## THE EXERCISE
Show each line that has the string "أعلام" in it.

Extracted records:
-=-=-=-=-
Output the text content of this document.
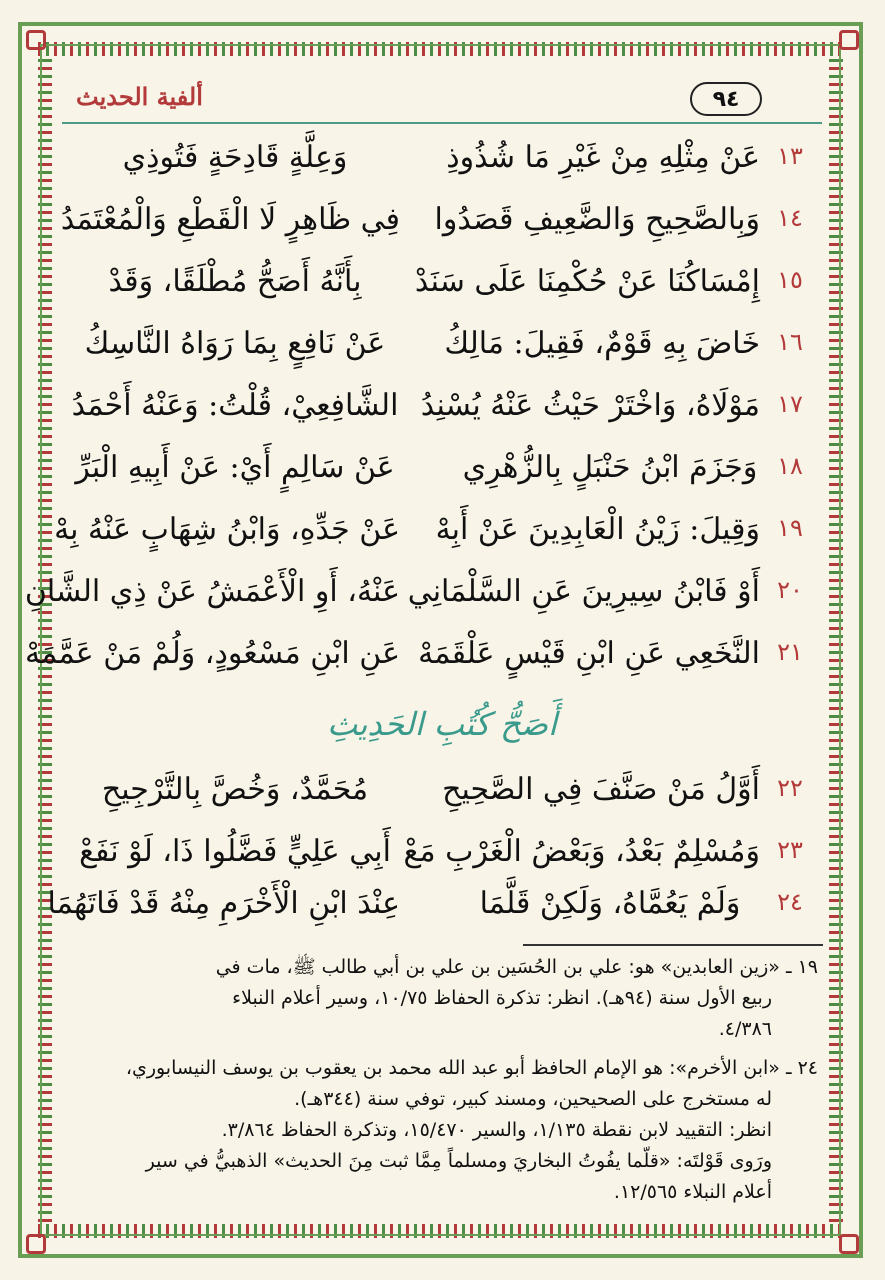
٩٤
ألفية الحديث
١٣
عَنْ مِثْلِهِ مِنْ غَيْرِ مَا شُذُوذِ
وَعِلَّةٍ قَادِحَةٍ فَتُوذِي
١٤
وَبِالصَّحِيحِ وَالضَّعِيفِ قَصَدُوا
فِي ظَاهِرٍ لَا الْقَطْعِ وَالْمُعْتَمَدُ
١٥
إِمْسَاكُنَا عَنْ حُكْمِنَا عَلَى سَنَدْ
بِأَنَّهُ أَصَحُّ مُطْلَقًا، وَقَدْ
١٦
خَاضَ بِهِ قَوْمٌ، فَقِيلَ: مَالِكُ
عَنْ نَافِعٍ بِمَا رَوَاهُ النَّاسِكُ
١٧
مَوْلَاهُ، وَاخْتَرْ حَيْثُ عَنْهُ يُسْنِدُ
الشَّافِعِيْ، قُلْتُ: وَعَنْهُ أَحْمَدُ
١٨
وَجَزَمَ ابْنُ حَنْبَلٍ بِالزُّهْرِي
عَنْ سَالِمٍ أَيْ: عَنْ أَبِيهِ الْبَرِّ
١٩
وَقِيلَ: زَيْنُ الْعَابِدِينَ عَنْ أَبِهْ
عَنْ جَدِّهِ، وَابْنُ شِهَابٍ عَنْهُ بِهْ
٢٠
أَوْ فَابْنُ سِيرِينَ عَنِ السَّلْمَانِي
عَنْهُ، أَوِ الْأَعْمَشُ عَنْ ذِي الشَّانِ
٢١
النَّخَعِي عَنِ ابْنِ قَيْسٍ عَلْقَمَهْ
عَنِ ابْنِ مَسْعُودٍ، وَلُمْ مَنْ عَمَّمَهْ
٢٢
أَوَّلُ مَنْ صَنَّفَ فِي الصَّحِيحِ
مُحَمَّدٌ، وَخُصَّ بِالتَّرْجِيحِ
٢٣
وَمُسْلِمٌ بَعْدُ، وَبَعْضُ الْغَرْبِ مَعْ
أَبِي عَلِيٍّ فَضَّلُوا ذَا، لَوْ نَفَعْ
٢٤
وَلَمْ يَعُمَّاهُ، وَلَكِنْ قَلَّمَا
عِنْدَ ابْنِ الْأَخْرَمِ مِنْهُ قَدْ فَاتَهُمَا
أَصَحُّ كُتُبِ الحَدِيثِ
١٩ ـ «زين العابدين» هو: علي بن الحُسَين بن علي بن أبي طالب ﷺ، مات في
ربيع الأول سنة (٩٤هـ). انظر: تذكرة الحفاظ ١٠/٧٥، وسير أعلام النبلاء
٤/٣٨٦.
٢٤ ـ «ابن الأخرم»: هو الإمام الحافظ أبو عبد الله محمد بن يعقوب بن يوسف النيسابوري،
له مستخرج على الصحيحين، ومسند كبير، توفي سنة (٣٤٤هـ).
انظر: التقييد لابن نقطة ١/١٣٥، والسير ١٥/٤٧٠، وتذكرة الحفاظ ٣/٨٦٤.
ورَوى قَوْلتَه: «قلّما يفُوتُ البخاريَ ومسلماً مِمَّا ثبت مِنَ الحديث» الذهبيُّ في سير
أعلام النبلاء ١٢/٥٦٥.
-=-=-=-=-
## EXERCISE SOLUTION
ربيع الأول سنة (٩٤هـ). انظر: تذكرة الحفاظ ١٠/٧٥، وسير أعلام النبلاء
أعلام النبلاء ١٢/٥٦٥.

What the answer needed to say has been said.